■ **Exercise goal**:
What is the number of lines that include the word "from"? Provide only that figure.

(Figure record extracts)
* * * * *
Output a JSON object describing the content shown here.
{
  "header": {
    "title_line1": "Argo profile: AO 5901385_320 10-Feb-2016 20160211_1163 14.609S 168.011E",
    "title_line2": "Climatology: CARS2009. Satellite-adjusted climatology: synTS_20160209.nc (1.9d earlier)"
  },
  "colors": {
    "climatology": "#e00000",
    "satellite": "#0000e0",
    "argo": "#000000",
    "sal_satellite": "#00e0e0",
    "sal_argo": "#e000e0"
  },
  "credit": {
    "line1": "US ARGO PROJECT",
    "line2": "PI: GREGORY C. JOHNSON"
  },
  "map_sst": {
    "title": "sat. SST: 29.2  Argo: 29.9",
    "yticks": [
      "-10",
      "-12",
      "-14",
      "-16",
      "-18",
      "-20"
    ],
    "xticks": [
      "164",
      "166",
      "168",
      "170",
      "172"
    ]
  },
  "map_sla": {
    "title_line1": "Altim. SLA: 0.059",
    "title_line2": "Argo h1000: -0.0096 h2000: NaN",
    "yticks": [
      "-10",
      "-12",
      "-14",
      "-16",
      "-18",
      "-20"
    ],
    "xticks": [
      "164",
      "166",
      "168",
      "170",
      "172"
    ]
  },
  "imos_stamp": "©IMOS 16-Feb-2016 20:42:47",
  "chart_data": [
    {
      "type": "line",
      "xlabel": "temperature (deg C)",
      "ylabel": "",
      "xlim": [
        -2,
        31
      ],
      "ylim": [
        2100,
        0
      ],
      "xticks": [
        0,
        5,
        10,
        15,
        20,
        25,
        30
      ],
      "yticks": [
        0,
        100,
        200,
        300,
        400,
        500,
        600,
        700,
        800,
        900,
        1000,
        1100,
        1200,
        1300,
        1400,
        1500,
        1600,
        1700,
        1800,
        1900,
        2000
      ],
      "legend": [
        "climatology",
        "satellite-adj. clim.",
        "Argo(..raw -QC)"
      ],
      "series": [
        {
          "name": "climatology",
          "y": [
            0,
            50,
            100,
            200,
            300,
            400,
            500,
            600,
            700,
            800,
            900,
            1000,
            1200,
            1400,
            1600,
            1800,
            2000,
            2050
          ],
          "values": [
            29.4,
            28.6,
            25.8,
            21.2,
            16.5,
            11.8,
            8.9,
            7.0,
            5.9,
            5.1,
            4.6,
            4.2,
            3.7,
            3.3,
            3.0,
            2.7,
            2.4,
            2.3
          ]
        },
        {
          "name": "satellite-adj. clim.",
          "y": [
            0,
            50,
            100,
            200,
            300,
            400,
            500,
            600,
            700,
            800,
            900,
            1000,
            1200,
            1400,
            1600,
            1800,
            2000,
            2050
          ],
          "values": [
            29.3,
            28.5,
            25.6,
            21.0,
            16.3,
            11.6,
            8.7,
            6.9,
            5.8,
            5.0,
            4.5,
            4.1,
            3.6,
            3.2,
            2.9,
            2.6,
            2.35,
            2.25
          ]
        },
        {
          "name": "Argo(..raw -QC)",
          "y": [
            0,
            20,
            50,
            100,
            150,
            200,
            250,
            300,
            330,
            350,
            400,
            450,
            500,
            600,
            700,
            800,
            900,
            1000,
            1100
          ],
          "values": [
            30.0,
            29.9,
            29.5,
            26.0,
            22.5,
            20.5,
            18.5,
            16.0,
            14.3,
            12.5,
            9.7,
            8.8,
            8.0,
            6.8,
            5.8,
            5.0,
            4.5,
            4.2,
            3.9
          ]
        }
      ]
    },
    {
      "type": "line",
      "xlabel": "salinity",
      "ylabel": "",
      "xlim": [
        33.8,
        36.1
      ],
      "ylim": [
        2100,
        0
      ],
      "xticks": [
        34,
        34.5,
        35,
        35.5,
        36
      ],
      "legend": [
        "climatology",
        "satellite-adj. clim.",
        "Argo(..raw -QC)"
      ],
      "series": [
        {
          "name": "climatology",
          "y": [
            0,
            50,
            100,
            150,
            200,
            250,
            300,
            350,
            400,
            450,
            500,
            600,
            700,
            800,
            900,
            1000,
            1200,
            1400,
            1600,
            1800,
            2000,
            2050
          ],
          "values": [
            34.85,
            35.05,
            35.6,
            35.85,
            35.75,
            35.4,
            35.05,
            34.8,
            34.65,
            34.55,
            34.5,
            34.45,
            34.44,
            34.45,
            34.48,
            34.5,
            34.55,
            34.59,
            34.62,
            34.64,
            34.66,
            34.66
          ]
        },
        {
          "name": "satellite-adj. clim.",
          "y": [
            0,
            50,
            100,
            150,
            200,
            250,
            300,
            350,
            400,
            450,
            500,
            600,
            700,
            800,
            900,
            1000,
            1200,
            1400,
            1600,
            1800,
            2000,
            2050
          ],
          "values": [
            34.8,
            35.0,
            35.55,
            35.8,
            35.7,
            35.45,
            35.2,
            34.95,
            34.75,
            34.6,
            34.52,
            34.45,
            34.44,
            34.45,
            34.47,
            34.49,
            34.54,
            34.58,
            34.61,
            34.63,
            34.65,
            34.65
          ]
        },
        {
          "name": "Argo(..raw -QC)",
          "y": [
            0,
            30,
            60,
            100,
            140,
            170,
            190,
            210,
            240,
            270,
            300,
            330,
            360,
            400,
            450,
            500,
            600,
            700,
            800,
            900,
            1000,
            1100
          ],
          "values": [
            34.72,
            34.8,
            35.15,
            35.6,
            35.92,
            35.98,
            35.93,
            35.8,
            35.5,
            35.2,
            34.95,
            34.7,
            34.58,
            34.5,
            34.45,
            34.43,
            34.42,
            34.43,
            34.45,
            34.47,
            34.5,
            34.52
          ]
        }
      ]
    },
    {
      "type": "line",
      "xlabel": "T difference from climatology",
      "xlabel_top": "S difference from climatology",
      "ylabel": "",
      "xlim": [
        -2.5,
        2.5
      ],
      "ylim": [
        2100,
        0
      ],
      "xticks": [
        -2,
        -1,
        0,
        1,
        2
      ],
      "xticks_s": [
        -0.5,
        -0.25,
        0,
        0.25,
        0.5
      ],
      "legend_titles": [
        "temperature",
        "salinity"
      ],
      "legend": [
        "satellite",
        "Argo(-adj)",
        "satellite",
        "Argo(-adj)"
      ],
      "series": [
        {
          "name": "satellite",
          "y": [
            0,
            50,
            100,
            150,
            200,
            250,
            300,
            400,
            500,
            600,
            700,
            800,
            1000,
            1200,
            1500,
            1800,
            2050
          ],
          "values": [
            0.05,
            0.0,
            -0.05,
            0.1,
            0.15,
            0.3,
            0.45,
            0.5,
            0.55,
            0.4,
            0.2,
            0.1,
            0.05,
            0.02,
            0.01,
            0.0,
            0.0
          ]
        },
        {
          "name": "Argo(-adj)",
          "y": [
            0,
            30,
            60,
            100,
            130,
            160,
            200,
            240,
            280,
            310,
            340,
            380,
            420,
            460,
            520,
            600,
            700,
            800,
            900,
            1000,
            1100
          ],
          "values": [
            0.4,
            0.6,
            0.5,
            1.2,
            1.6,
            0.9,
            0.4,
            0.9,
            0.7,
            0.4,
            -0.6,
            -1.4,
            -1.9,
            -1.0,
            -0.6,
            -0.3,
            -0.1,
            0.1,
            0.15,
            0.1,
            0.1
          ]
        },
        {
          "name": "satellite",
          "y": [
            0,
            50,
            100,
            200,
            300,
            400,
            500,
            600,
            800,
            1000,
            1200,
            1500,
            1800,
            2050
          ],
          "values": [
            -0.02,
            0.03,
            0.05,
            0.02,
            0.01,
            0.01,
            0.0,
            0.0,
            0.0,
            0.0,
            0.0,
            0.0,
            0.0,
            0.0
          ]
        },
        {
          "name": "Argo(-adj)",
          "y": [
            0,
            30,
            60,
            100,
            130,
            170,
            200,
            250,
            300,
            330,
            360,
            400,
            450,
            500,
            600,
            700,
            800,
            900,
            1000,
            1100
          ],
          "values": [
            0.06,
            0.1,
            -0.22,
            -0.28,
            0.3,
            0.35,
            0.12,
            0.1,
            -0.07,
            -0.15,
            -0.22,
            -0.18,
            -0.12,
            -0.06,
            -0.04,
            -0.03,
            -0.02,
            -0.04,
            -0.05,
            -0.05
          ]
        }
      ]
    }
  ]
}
* * * * *
■ **Response to this exercise**:
2